>> Begin PROVIDED DATA
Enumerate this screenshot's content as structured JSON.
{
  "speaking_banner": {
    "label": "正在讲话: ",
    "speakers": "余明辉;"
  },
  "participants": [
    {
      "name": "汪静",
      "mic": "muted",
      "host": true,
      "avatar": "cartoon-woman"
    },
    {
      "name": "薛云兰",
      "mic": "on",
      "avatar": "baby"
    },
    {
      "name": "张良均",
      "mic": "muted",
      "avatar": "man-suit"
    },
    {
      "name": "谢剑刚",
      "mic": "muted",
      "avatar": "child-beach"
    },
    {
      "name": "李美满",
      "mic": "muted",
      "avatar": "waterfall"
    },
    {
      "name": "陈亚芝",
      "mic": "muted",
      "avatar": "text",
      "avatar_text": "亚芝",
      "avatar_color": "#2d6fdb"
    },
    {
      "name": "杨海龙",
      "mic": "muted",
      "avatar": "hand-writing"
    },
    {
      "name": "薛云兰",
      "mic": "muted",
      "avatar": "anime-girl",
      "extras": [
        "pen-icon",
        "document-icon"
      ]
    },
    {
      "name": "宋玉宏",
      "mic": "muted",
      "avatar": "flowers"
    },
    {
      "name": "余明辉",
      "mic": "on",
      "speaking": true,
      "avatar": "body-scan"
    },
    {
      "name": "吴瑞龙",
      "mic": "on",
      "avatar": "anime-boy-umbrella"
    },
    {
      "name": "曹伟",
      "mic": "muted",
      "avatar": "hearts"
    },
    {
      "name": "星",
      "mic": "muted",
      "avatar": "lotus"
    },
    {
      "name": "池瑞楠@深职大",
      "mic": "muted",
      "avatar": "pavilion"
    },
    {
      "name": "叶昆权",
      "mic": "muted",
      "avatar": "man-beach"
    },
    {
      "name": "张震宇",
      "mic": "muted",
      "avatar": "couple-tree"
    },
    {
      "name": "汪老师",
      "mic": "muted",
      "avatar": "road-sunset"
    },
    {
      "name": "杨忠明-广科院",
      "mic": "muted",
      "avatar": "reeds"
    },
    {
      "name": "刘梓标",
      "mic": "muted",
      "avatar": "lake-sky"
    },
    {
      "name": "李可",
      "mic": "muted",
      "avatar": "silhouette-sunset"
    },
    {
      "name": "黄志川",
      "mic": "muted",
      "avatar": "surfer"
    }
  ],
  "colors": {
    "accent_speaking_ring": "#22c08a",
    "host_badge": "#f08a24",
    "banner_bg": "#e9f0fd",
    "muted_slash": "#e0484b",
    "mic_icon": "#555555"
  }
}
>> End PROVIDED DATA
SET PROBLEM |
Restate every line of the data word for word.

TASK RESULT |
Enumerate this screenshot's content as structured JSON.
{
  "speaking_banner": {
    "label": "正在讲话: ",
    "speakers": "余明辉;"
  },
  "participants": [
    {
      "name": "汪静",
      "mic": "muted",
      "host": true,
      "avatar": "cartoon-woman"
    },
    {
      "name": "薛云兰",
      "mic": "on",
      "avatar": "baby"
    },
    {
      "name": "张良均",
      "mic": "muted",
      "avatar": "man-suit"
    },
    {
      "name": "谢剑刚",
      "mic": "muted",
      "avatar": "child-beach"
    },
    {
      "name": "李美满",
      "mic": "muted",
      "avatar": "waterfall"
    },
    {
      "name": "陈亚芝",
      "mic": "muted",
      "avatar": "text",
      "avatar_text": "亚芝",
      "avatar_color": "#2d6fdb"
    },
    {
      "name": "杨海龙",
      "mic": "muted",
      "avatar": "hand-writing"
    },
    {
      "name": "薛云兰",
      "mic": "muted",
      "avatar": "anime-girl",
      "extras": [
        "pen-icon",
        "document-icon"
      ]
    },
    {
      "name": "宋玉宏",
      "mic": "muted",
      "avatar": "flowers"
    },
    {
      "name": "余明辉",
      "mic": "on",
      "speaking": true,
      "avatar": "body-scan"
    },
    {
      "name": "吴瑞龙",
      "mic": "on",
      "avatar": "anime-boy-umbrella"
    },
    {
      "name": "曹伟",
      "mic": "muted",
      "avatar": "hearts"
    },
    {
      "name": "星",
      "mic": "muted",
      "avatar": "lotus"
    },
    {
      "name": "池瑞楠@深职大",
      "mic": "muted",
      "avatar": "pavilion"
    },
    {
      "name": "叶昆权",
      "mic": "muted",
      "avatar": "man-beach"
    },
    {
      "name": "张震宇",
      "mic": "muted",
      "avatar": "couple-tree"
    },
    {
      "name": "汪老师",
      "mic": "muted",
      "avatar": "road-sunset"
    },
    {
      "name": "杨忠明-广科院",
      "mic": "muted",
      "avatar": "reeds"
    },
    {
      "name": "刘梓标",
      "mic": "muted",
      "avatar": "lake-sky"
    },
    {
      "name": "李可",
      "mic": "muted",
      "avatar": "silhouette-sunset"
    },
    {
      "name": "黄志川",
      "mic": "muted",
      "avatar": "surfer"
    }
  ],
  "colors": {
    "accent_speaking_ring": "#22c08a",
    "host_badge": "#f08a24",
    "banner_bg": "#e9f0fd",
    "muted_slash": "#e0484b",
    "mic_icon": "#555555"
  }
}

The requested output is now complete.